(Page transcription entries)

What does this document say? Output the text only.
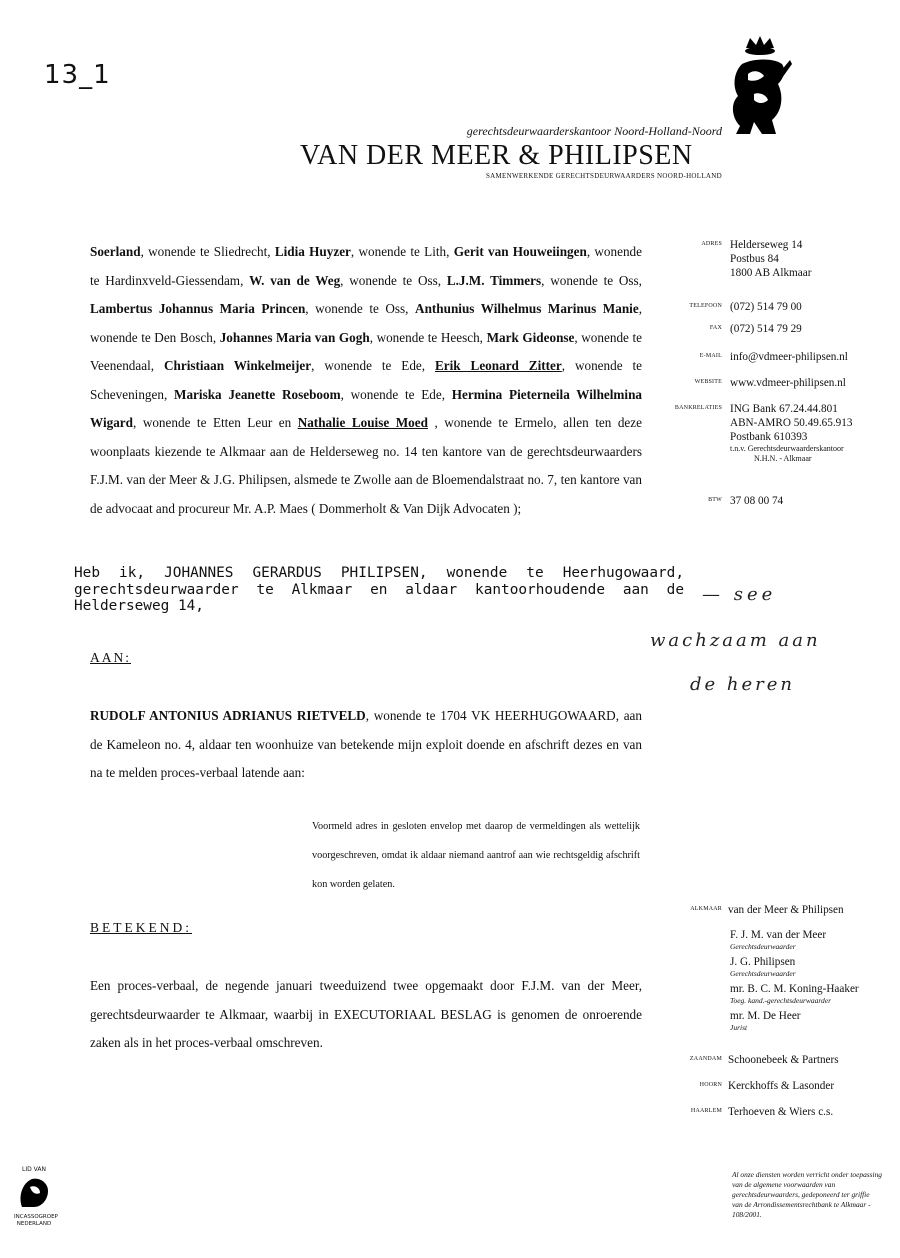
13_1
gerechtsdeurwaarderskantoor Noord-Holland-Noord
VAN DER MEER & PHILIPSEN
SAMENWERKENDE GERECHTSDEURWAARDERS NOORD-HOLLAND
Soerland, wonende te Sliedrecht, Lidia Huyzer, wonende te Lith, Gerit van Houweiingen, wonende te Hardinxveld-Giessendam, W. van de Weg, wonende te Oss, L.J.M. Timmers, wonende te Oss, Lambertus Johannus Maria Princen, wonende te Oss, Anthunius Wilhelmus Marinus Manie, wonende te Den Bosch, Johannes Maria van Gogh, wonende te Heesch, Mark Gideonse, wonende te Veenendaal, Christiaan Winkelmeijer, wonende te Ede, Erik Leonard Zitter, wonende te Scheveningen, Mariska Jeanette Roseboom, wonende te Ede, Hermina Pieterneila Wilhelmina Wigard, wonende te Etten Leur en Nathalie Louise Moed , wonende te Ermelo, allen ten deze woonplaats kiezende te Alkmaar aan de Helderseweg no. 14 ten kantore van de gerechtsdeurwaarders F.J.M. van der Meer & J.G. Philipsen, alsmede te Zwolle aan de Bloemendalstraat no. 7, ten kantore van de advocaat and procureur Mr. A.P. Maes ( Dommerholt & Van Dijk Advocaten );
Heb ik, JOHANNES GERARDUS PHILIPSEN, wonende te Heerhugowaard, gerechtsdeurwaarder te Alkmaar en aldaar kantoorhoudende aan de Helderseweg 14,
— see
wachzaam aan
de heren
AAN:
RUDOLF ANTONIUS ADRIANUS RIETVELD, wonende te 1704 VK HEERHUGOWAARD, aan de Kameleon no. 4, aldaar ten woonhuize van betekende mijn exploit doende en afschrift dezes en van na te melden proces-verbaal latende aan:
Voormeld adres in gesloten envelop met daarop de vermeldingen als wettelijk voorgeschreven, omdat ik aldaar niemand aantrof aan wie rechtsgeldig afschrift kon worden gelaten.
BETEKEND:
Een proces-verbaal, de negende januari tweeduizend twee opgemaakt door F.J.M. van der Meer, gerechtsdeurwaarder te Alkmaar, waarbij in EXECUTORIAAL BESLAG is genomen de onroerende zaken als in het proces-verbaal omschreven.
ADRES Helderseweg 14
Postbus 84
1800 AB Alkmaar
TELEFOON (072) 514 79 00
FAX (072) 514 79 29
E-MAIL info@vdmeer-philipsen.nl
WEBSITE www.vdmeer-philipsen.nl
BANKRELATIES ING Bank 67.24.44.801
ABN-AMRO 50.49.65.913
Postbank 610393
t.n.v. Gerechtsdeurwaarderskantoor
N.H.N. - Alkmaar
BTW 37 08 00 74
ALKMAAR van der Meer & Philipsen
F. J. M. van der Meer
Gerechtsdeurwaarder
J. G. Philipsen
Gerechtsdeurwaarder
mr. B. C. M. Koning-Haaker
Toeg. kand.-gerechtsdeurwaarder
mr. M. De Heer
Jurist
ZAANDAM Schoonebeek & Partners
HOORN Kerckhoffs & Lasonder
HAARLEM Terhoeven & Wiers c.s.
LID VAN
INCASSOGROEP
NEDERLAND
Al onze diensten worden verricht onder toepassing van de algemene voorwaarden van gerechtsdeurwaarders, gedeponeerd ter griffie van de Arrondissementsrechtbank te Alkmaar - 108/2001.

What you are asked to do:
Isolate the lines above that contain the word "afschrift" and copy them.

Expected output:
RUDOLF ANTONIUS ADRIANUS RIETVELD, wonende te 1704 VK HEERHUGOWAARD, aan de Kameleon no. 4, aldaar ten woonhuize van betekende mijn exploit doende en afschrift dezes en van na te melden proces-verbaal latende aan:
Voormeld adres in gesloten envelop met daarop de vermeldingen als wettelijk voorgeschreven, omdat ik aldaar niemand aantrof aan wie rechtsgeldig afschrift kon worden gelaten.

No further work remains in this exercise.